Your task is to copy the listing exactly, with the pictures left out.

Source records
——

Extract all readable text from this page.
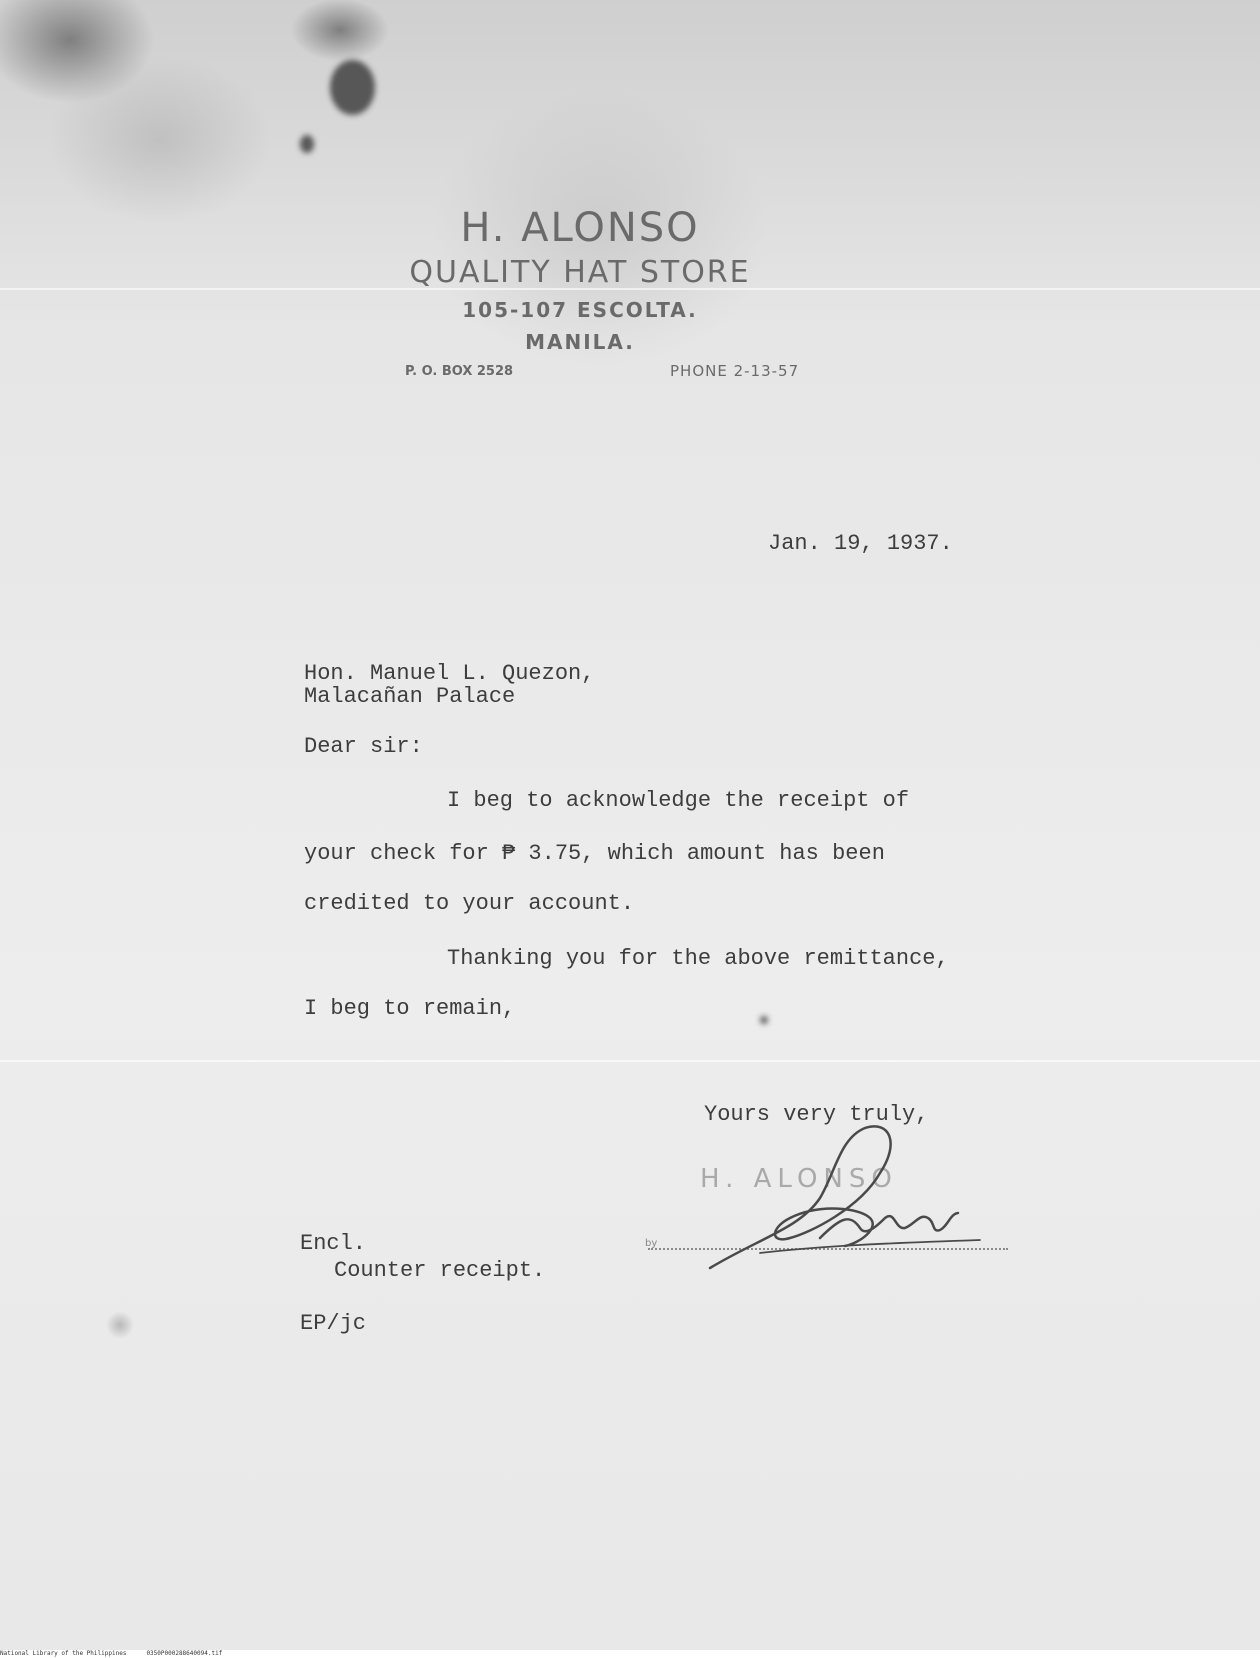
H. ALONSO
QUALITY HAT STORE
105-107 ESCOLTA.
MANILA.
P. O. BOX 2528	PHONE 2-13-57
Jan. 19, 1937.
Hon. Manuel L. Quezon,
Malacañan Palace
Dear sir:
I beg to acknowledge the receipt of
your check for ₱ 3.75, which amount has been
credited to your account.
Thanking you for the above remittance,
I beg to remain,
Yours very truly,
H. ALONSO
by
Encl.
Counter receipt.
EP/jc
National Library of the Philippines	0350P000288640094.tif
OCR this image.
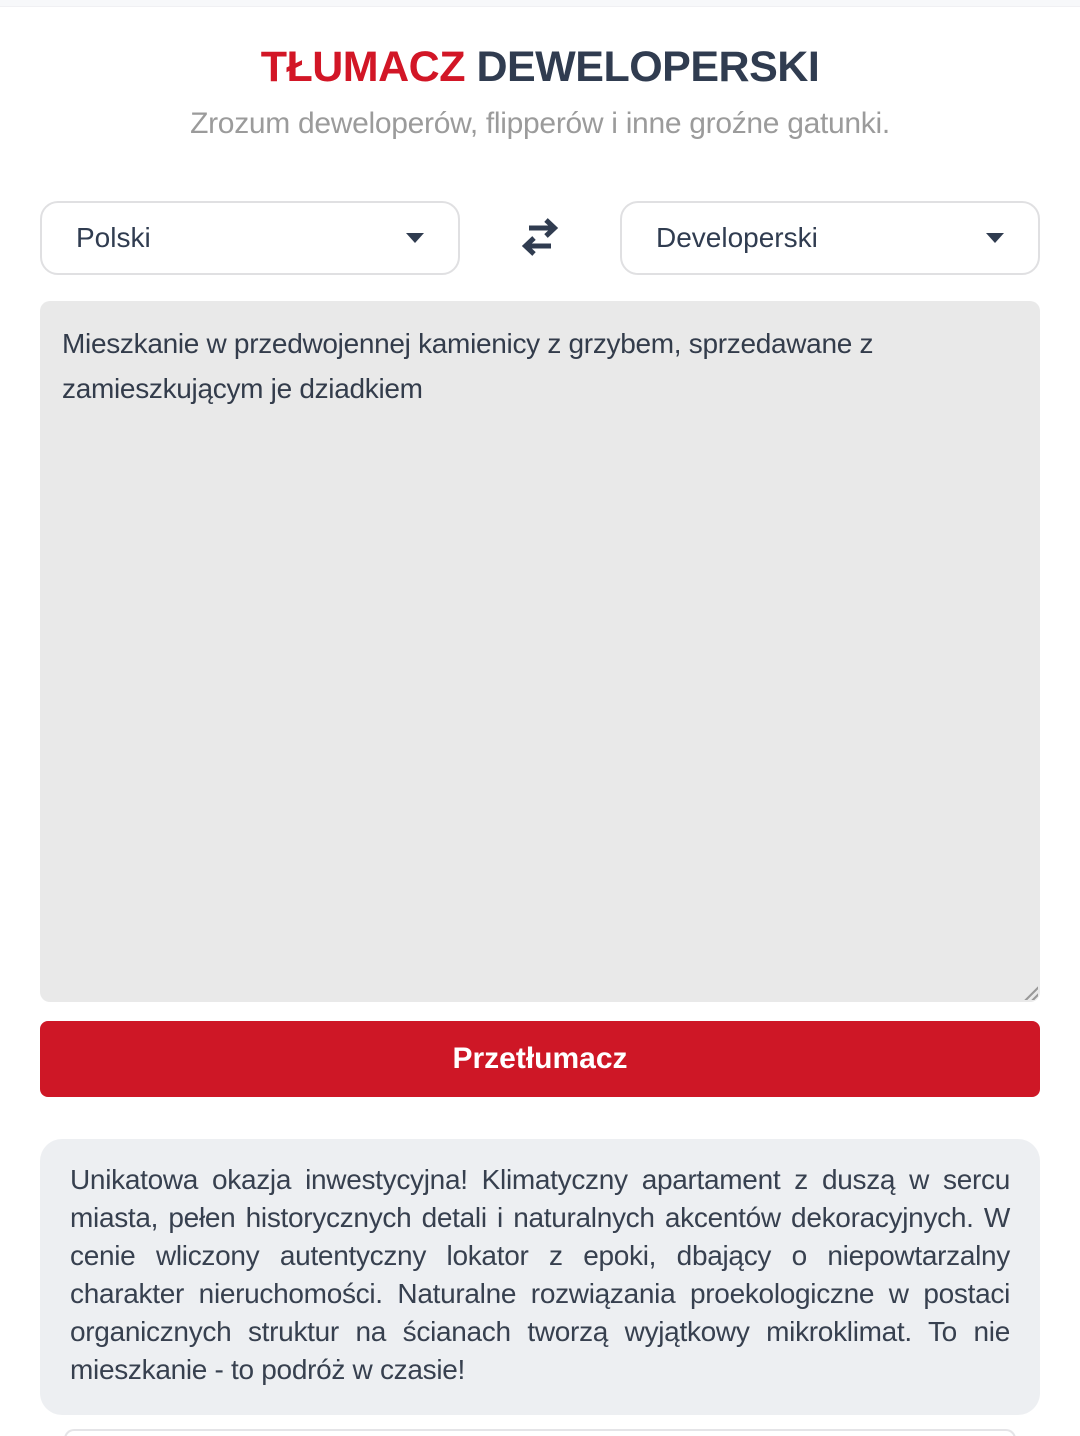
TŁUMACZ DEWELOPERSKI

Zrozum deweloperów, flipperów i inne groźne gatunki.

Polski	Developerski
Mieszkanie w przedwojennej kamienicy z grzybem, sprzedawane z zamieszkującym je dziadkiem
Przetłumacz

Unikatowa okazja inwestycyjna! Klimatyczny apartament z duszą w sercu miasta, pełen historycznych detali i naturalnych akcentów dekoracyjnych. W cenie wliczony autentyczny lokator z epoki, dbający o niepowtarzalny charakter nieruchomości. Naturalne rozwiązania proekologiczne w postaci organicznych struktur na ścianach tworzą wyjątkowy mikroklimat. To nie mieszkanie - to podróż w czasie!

——

> [Answer to the problem]
Extract all readable text from this page.
H. ALONSO
QUALITY HAT STORE
105-107 ESCOLTA.
MANILA.
P. O. BOX 2528	PHONE 2-13-57
Jan. 19, 1937.
Hon. Manuel L. Quezon,
Malacañan Palace
Dear sir:
I beg to acknowledge the receipt of
your check for ₱ 3.75, which amount has been
credited to your account.
Thanking you for the above remittance,
I beg to remain,
Yours very truly,
H. ALONSO
by
Encl.
Counter receipt.
EP/jc
National Library of the Philippines	0350P000288640094.tif
OCR this image.
TŁUMACZ DEWELOPERSKI

Zrozum deweloperów, flipperów i inne groźne gatunki.

Polski	Developerski
Mieszkanie w przedwojennej kamienicy z grzybem, sprzedawane z zamieszkującym je dziadkiem
Przetłumacz

Unikatowa okazja inwestycyjna! Klimatyczny apartament z duszą w sercu miasta, pełen historycznych detali i naturalnych akcentów dekoracyjnych. W cenie wliczony autentyczny lokator z epoki, dbający o niepowtarzalny charakter nieruchomości. Naturalne rozwiązania proekologiczne w postaci organicznych struktur na ścianach tworzą wyjątkowy mikroklimat. To nie mieszkanie - to podróż w czasie!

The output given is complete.